Data extracted from a collection
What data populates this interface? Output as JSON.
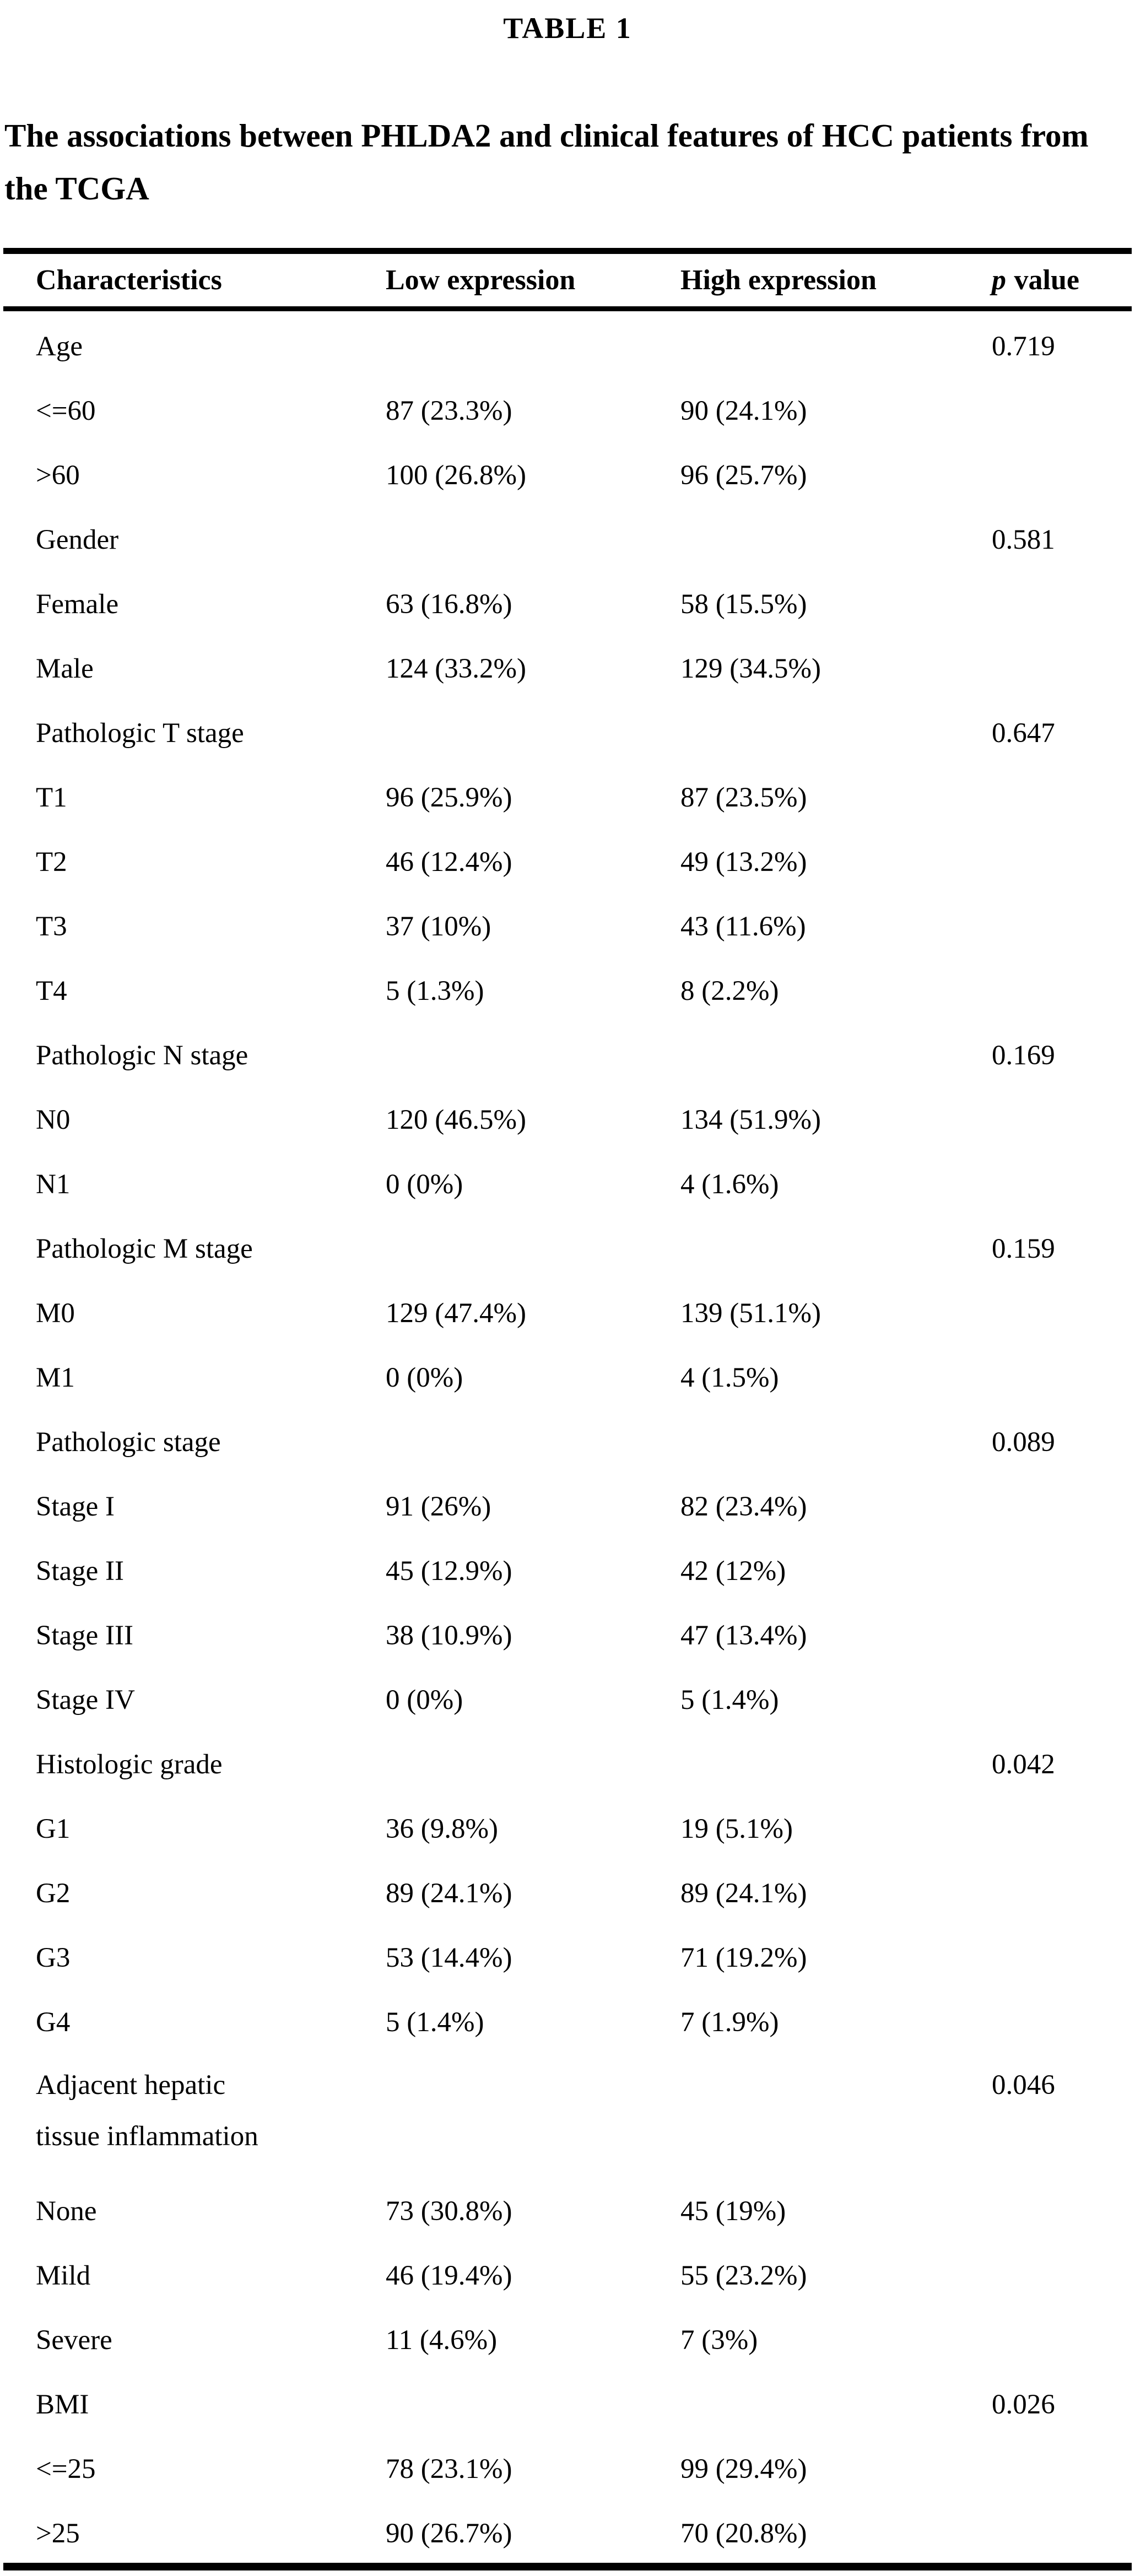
{
  "colors": {
    "text": "#000000",
    "background": "#ffffff"
  },
  "title": "TABLE 1",
  "caption": "The associations between PHLDA2 and clinical features of HCC patients from the TCGA",
  "table": {
    "header": {
      "characteristics": "Characteristics",
      "low_expression": "Low expression",
      "high_expression": "High expression",
      "p_italic": "p",
      "p_rest": "value"
    },
    "rows": [
      {
        "label": "Age",
        "low": "",
        "high": "",
        "p": "0.719"
      },
      {
        "label": "<=60",
        "low": "87 (23.3%)",
        "high": "90 (24.1%)",
        "p": ""
      },
      {
        "label": ">60",
        "low": "100 (26.8%)",
        "high": "96 (25.7%)",
        "p": ""
      },
      {
        "label": "Gender",
        "low": "",
        "high": "",
        "p": "0.581"
      },
      {
        "label": "Female",
        "low": "63 (16.8%)",
        "high": "58 (15.5%)",
        "p": ""
      },
      {
        "label": "Male",
        "low": "124 (33.2%)",
        "high": "129 (34.5%)",
        "p": ""
      },
      {
        "label": "Pathologic T stage",
        "low": "",
        "high": "",
        "p": "0.647"
      },
      {
        "label": "T1",
        "low": "96 (25.9%)",
        "high": "87 (23.5%)",
        "p": ""
      },
      {
        "label": "T2",
        "low": "46 (12.4%)",
        "high": "49 (13.2%)",
        "p": ""
      },
      {
        "label": "T3",
        "low": "37 (10%)",
        "high": "43 (11.6%)",
        "p": ""
      },
      {
        "label": "T4",
        "low": "5 (1.3%)",
        "high": "8 (2.2%)",
        "p": ""
      },
      {
        "label": "Pathologic N stage",
        "low": "",
        "high": "",
        "p": "0.169"
      },
      {
        "label": "N0",
        "low": "120 (46.5%)",
        "high": "134 (51.9%)",
        "p": ""
      },
      {
        "label": "N1",
        "low": "0 (0%)",
        "high": "4 (1.6%)",
        "p": ""
      },
      {
        "label": "Pathologic M stage",
        "low": "",
        "high": "",
        "p": "0.159"
      },
      {
        "label": "M0",
        "low": "129 (47.4%)",
        "high": "139 (51.1%)",
        "p": ""
      },
      {
        "label": "M1",
        "low": "0 (0%)",
        "high": "4 (1.5%)",
        "p": ""
      },
      {
        "label": "Pathologic stage",
        "low": "",
        "high": "",
        "p": "0.089"
      },
      {
        "label": "Stage I",
        "low": "91 (26%)",
        "high": "82 (23.4%)",
        "p": ""
      },
      {
        "label": "Stage II",
        "low": "45 (12.9%)",
        "high": "42 (12%)",
        "p": ""
      },
      {
        "label": "Stage III",
        "low": "38 (10.9%)",
        "high": "47 (13.4%)",
        "p": ""
      },
      {
        "label": "Stage IV",
        "low": "0 (0%)",
        "high": "5 (1.4%)",
        "p": ""
      },
      {
        "label": "Histologic grade",
        "low": "",
        "high": "",
        "p": "0.042"
      },
      {
        "label": "G1",
        "low": "36 (9.8%)",
        "high": "19 (5.1%)",
        "p": ""
      },
      {
        "label": "G2",
        "low": "89 (24.1%)",
        "high": "89 (24.1%)",
        "p": ""
      },
      {
        "label": "G3",
        "low": "53 (14.4%)",
        "high": "71 (19.2%)",
        "p": ""
      },
      {
        "label": "G4",
        "low": "5 (1.4%)",
        "high": "7 (1.9%)",
        "p": ""
      },
      {
        "label": "Adjacent hepatic tissue inflammation",
        "low": "",
        "high": "",
        "p": "0.046"
      },
      {
        "label": "None",
        "low": "73 (30.8%)",
        "high": "45 (19%)",
        "p": ""
      },
      {
        "label": "Mild",
        "low": "46 (19.4%)",
        "high": "55 (23.2%)",
        "p": ""
      },
      {
        "label": "Severe",
        "low": "11 (4.6%)",
        "high": "7 (3%)",
        "p": ""
      },
      {
        "label": "BMI",
        "low": "",
        "high": "",
        "p": "0.026"
      },
      {
        "label": "<=25",
        "low": "78 (23.1%)",
        "high": "99 (29.4%)",
        "p": ""
      },
      {
        "label": ">25",
        "low": "90 (26.7%)",
        "high": "70 (20.8%)",
        "p": ""
      }
    ]
  }
}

- [Work order]: Output each line exactly as shown above; no pictures go in the copy.

- [The answer]:
What data populates this interface? Output as JSON.
{
  "colors": {
    "text": "#000000",
    "background": "#ffffff"
  },
  "title": "TABLE 1",
  "caption": "The associations between PHLDA2 and clinical features of HCC patients from the TCGA",
  "table": {
    "header": {
      "characteristics": "Characteristics",
      "low_expression": "Low expression",
      "high_expression": "High expression",
      "p_italic": "p",
      "p_rest": "value"
    },
    "rows": [
      {
        "label": "Age",
        "low": "",
        "high": "",
        "p": "0.719"
      },
      {
        "label": "<=60",
        "low": "87 (23.3%)",
        "high": "90 (24.1%)",
        "p": ""
      },
      {
        "label": ">60",
        "low": "100 (26.8%)",
        "high": "96 (25.7%)",
        "p": ""
      },
      {
        "label": "Gender",
        "low": "",
        "high": "",
        "p": "0.581"
      },
      {
        "label": "Female",
        "low": "63 (16.8%)",
        "high": "58 (15.5%)",
        "p": ""
      },
      {
        "label": "Male",
        "low": "124 (33.2%)",
        "high": "129 (34.5%)",
        "p": ""
      },
      {
        "label": "Pathologic T stage",
        "low": "",
        "high": "",
        "p": "0.647"
      },
      {
        "label": "T1",
        "low": "96 (25.9%)",
        "high": "87 (23.5%)",
        "p": ""
      },
      {
        "label": "T2",
        "low": "46 (12.4%)",
        "high": "49 (13.2%)",
        "p": ""
      },
      {
        "label": "T3",
        "low": "37 (10%)",
        "high": "43 (11.6%)",
        "p": ""
      },
      {
        "label": "T4",
        "low": "5 (1.3%)",
        "high": "8 (2.2%)",
        "p": ""
      },
      {
        "label": "Pathologic N stage",
        "low": "",
        "high": "",
        "p": "0.169"
      },
      {
        "label": "N0",
        "low": "120 (46.5%)",
        "high": "134 (51.9%)",
        "p": ""
      },
      {
        "label": "N1",
        "low": "0 (0%)",
        "high": "4 (1.6%)",
        "p": ""
      },
      {
        "label": "Pathologic M stage",
        "low": "",
        "high": "",
        "p": "0.159"
      },
      {
        "label": "M0",
        "low": "129 (47.4%)",
        "high": "139 (51.1%)",
        "p": ""
      },
      {
        "label": "M1",
        "low": "0 (0%)",
        "high": "4 (1.5%)",
        "p": ""
      },
      {
        "label": "Pathologic stage",
        "low": "",
        "high": "",
        "p": "0.089"
      },
      {
        "label": "Stage I",
        "low": "91 (26%)",
        "high": "82 (23.4%)",
        "p": ""
      },
      {
        "label": "Stage II",
        "low": "45 (12.9%)",
        "high": "42 (12%)",
        "p": ""
      },
      {
        "label": "Stage III",
        "low": "38 (10.9%)",
        "high": "47 (13.4%)",
        "p": ""
      },
      {
        "label": "Stage IV",
        "low": "0 (0%)",
        "high": "5 (1.4%)",
        "p": ""
      },
      {
        "label": "Histologic grade",
        "low": "",
        "high": "",
        "p": "0.042"
      },
      {
        "label": "G1",
        "low": "36 (9.8%)",
        "high": "19 (5.1%)",
        "p": ""
      },
      {
        "label": "G2",
        "low": "89 (24.1%)",
        "high": "89 (24.1%)",
        "p": ""
      },
      {
        "label": "G3",
        "low": "53 (14.4%)",
        "high": "71 (19.2%)",
        "p": ""
      },
      {
        "label": "G4",
        "low": "5 (1.4%)",
        "high": "7 (1.9%)",
        "p": ""
      },
      {
        "label": "Adjacent hepatic tissue inflammation",
        "low": "",
        "high": "",
        "p": "0.046"
      },
      {
        "label": "None",
        "low": "73 (30.8%)",
        "high": "45 (19%)",
        "p": ""
      },
      {
        "label": "Mild",
        "low": "46 (19.4%)",
        "high": "55 (23.2%)",
        "p": ""
      },
      {
        "label": "Severe",
        "low": "11 (4.6%)",
        "high": "7 (3%)",
        "p": ""
      },
      {
        "label": "BMI",
        "low": "",
        "high": "",
        "p": "0.026"
      },
      {
        "label": "<=25",
        "low": "78 (23.1%)",
        "high": "99 (29.4%)",
        "p": ""
      },
      {
        "label": ">25",
        "low": "90 (26.7%)",
        "high": "70 (20.8%)",
        "p": ""
      }
    ]
  }
}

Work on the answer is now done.